> _OBJECTIVE_
Output the full listing below exactly, without the pictures.

> _PROVIDED ENTRIES_
::::::

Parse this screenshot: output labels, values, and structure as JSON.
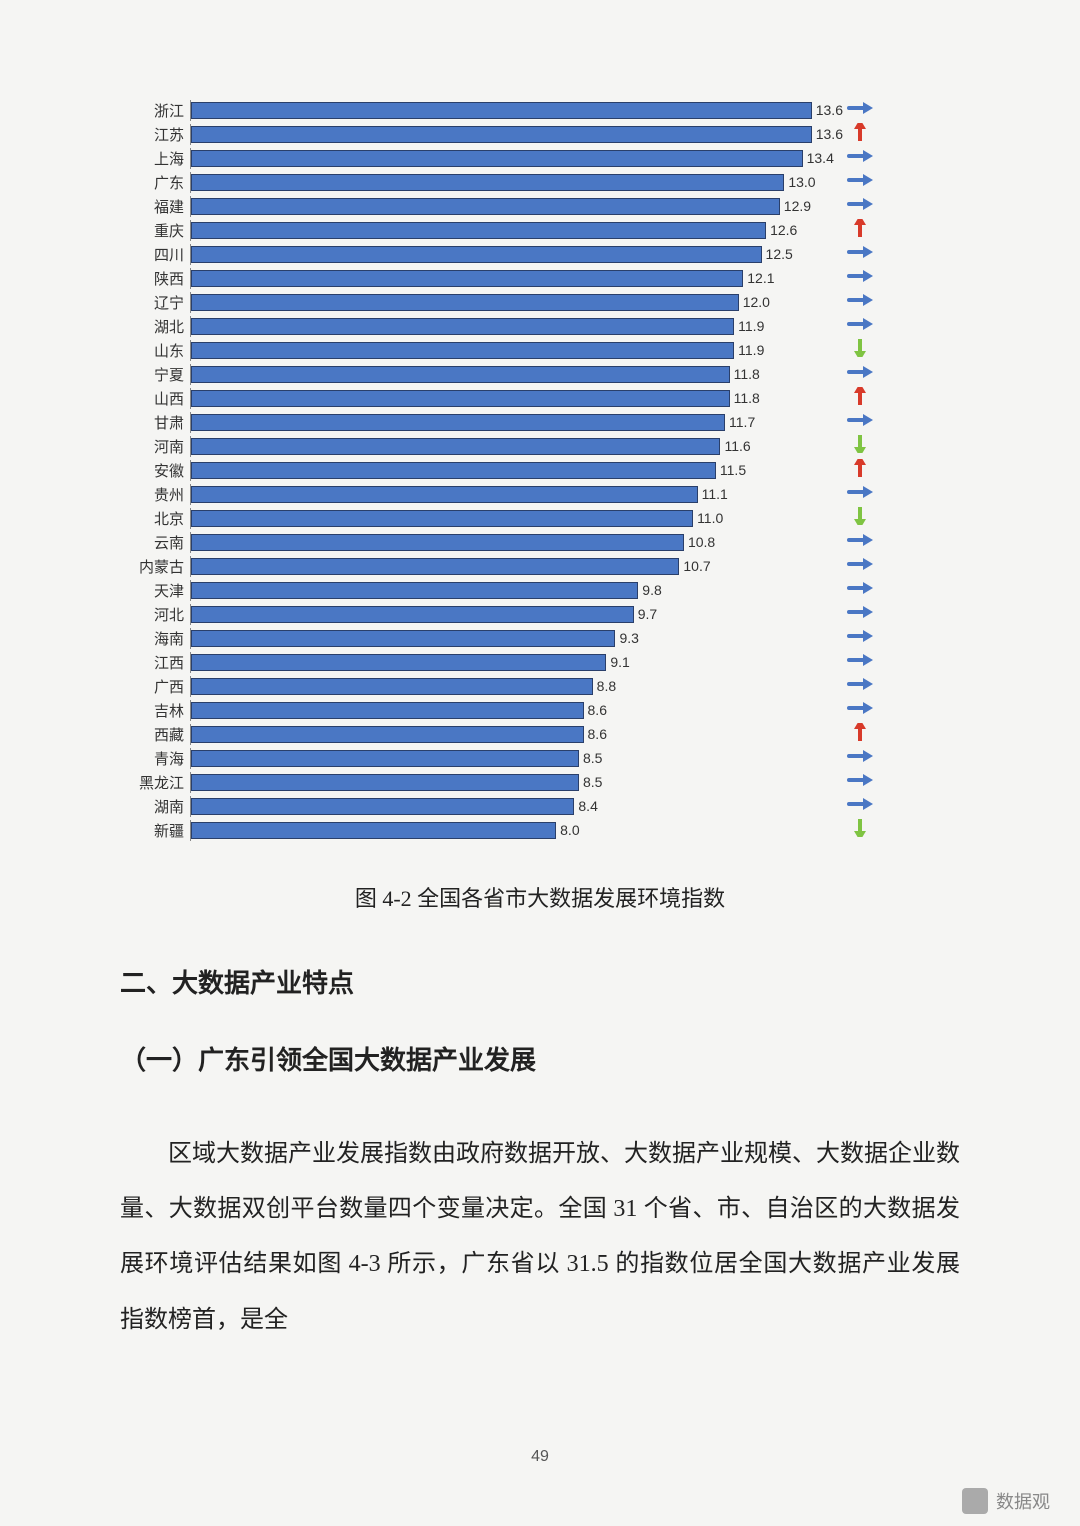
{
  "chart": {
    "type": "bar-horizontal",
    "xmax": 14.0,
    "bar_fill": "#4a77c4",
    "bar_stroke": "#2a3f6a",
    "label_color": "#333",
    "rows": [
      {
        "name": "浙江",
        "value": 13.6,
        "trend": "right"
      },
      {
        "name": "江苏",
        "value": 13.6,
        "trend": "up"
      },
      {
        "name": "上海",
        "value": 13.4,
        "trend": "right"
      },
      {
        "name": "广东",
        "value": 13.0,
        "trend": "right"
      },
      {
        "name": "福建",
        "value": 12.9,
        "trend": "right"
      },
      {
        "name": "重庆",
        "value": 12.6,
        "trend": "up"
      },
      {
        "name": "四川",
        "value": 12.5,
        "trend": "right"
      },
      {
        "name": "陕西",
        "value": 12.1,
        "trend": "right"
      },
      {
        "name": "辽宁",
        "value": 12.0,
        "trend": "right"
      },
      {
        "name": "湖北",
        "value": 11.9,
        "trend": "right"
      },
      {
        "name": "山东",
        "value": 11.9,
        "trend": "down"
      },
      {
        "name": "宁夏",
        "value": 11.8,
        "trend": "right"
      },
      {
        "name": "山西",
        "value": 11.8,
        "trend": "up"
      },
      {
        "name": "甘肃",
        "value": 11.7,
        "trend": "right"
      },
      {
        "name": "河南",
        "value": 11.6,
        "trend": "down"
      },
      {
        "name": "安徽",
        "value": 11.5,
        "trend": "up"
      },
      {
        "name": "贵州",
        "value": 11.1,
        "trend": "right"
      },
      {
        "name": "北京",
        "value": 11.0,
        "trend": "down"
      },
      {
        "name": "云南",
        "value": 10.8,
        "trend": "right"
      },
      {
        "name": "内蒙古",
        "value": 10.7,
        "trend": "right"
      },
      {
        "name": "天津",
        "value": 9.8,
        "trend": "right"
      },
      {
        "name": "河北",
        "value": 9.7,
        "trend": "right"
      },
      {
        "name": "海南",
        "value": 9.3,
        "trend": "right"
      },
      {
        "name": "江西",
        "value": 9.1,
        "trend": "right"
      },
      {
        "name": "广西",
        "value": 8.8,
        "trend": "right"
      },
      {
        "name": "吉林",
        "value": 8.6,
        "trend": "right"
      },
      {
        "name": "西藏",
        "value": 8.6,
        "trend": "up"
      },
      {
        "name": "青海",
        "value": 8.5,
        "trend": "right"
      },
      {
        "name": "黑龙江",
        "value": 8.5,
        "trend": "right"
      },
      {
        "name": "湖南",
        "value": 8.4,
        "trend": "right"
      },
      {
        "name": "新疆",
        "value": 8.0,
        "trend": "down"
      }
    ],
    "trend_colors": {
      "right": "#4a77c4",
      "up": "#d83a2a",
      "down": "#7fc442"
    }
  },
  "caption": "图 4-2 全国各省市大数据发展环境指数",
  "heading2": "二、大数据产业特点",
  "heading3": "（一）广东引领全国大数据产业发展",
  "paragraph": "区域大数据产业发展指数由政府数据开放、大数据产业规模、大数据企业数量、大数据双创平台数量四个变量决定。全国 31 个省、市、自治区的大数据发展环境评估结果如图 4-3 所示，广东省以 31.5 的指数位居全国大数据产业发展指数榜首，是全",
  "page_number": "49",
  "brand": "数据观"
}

::::::

> _WRITTEN SOLUTION_
Parse this screenshot: output labels, values, and structure as JSON.
{
  "chart": {
    "type": "bar-horizontal",
    "xmax": 14.0,
    "bar_fill": "#4a77c4",
    "bar_stroke": "#2a3f6a",
    "label_color": "#333",
    "rows": [
      {
        "name": "浙江",
        "value": 13.6,
        "trend": "right"
      },
      {
        "name": "江苏",
        "value": 13.6,
        "trend": "up"
      },
      {
        "name": "上海",
        "value": 13.4,
        "trend": "right"
      },
      {
        "name": "广东",
        "value": 13.0,
        "trend": "right"
      },
      {
        "name": "福建",
        "value": 12.9,
        "trend": "right"
      },
      {
        "name": "重庆",
        "value": 12.6,
        "trend": "up"
      },
      {
        "name": "四川",
        "value": 12.5,
        "trend": "right"
      },
      {
        "name": "陕西",
        "value": 12.1,
        "trend": "right"
      },
      {
        "name": "辽宁",
        "value": 12.0,
        "trend": "right"
      },
      {
        "name": "湖北",
        "value": 11.9,
        "trend": "right"
      },
      {
        "name": "山东",
        "value": 11.9,
        "trend": "down"
      },
      {
        "name": "宁夏",
        "value": 11.8,
        "trend": "right"
      },
      {
        "name": "山西",
        "value": 11.8,
        "trend": "up"
      },
      {
        "name": "甘肃",
        "value": 11.7,
        "trend": "right"
      },
      {
        "name": "河南",
        "value": 11.6,
        "trend": "down"
      },
      {
        "name": "安徽",
        "value": 11.5,
        "trend": "up"
      },
      {
        "name": "贵州",
        "value": 11.1,
        "trend": "right"
      },
      {
        "name": "北京",
        "value": 11.0,
        "trend": "down"
      },
      {
        "name": "云南",
        "value": 10.8,
        "trend": "right"
      },
      {
        "name": "内蒙古",
        "value": 10.7,
        "trend": "right"
      },
      {
        "name": "天津",
        "value": 9.8,
        "trend": "right"
      },
      {
        "name": "河北",
        "value": 9.7,
        "trend": "right"
      },
      {
        "name": "海南",
        "value": 9.3,
        "trend": "right"
      },
      {
        "name": "江西",
        "value": 9.1,
        "trend": "right"
      },
      {
        "name": "广西",
        "value": 8.8,
        "trend": "right"
      },
      {
        "name": "吉林",
        "value": 8.6,
        "trend": "right"
      },
      {
        "name": "西藏",
        "value": 8.6,
        "trend": "up"
      },
      {
        "name": "青海",
        "value": 8.5,
        "trend": "right"
      },
      {
        "name": "黑龙江",
        "value": 8.5,
        "trend": "right"
      },
      {
        "name": "湖南",
        "value": 8.4,
        "trend": "right"
      },
      {
        "name": "新疆",
        "value": 8.0,
        "trend": "down"
      }
    ],
    "trend_colors": {
      "right": "#4a77c4",
      "up": "#d83a2a",
      "down": "#7fc442"
    }
  },
  "caption": "图 4-2 全国各省市大数据发展环境指数",
  "heading2": "二、大数据产业特点",
  "heading3": "（一）广东引领全国大数据产业发展",
  "paragraph": "区域大数据产业发展指数由政府数据开放、大数据产业规模、大数据企业数量、大数据双创平台数量四个变量决定。全国 31 个省、市、自治区的大数据发展环境评估结果如图 4-3 所示，广东省以 31.5 的指数位居全国大数据产业发展指数榜首，是全",
  "page_number": "49",
  "brand": "数据观"
}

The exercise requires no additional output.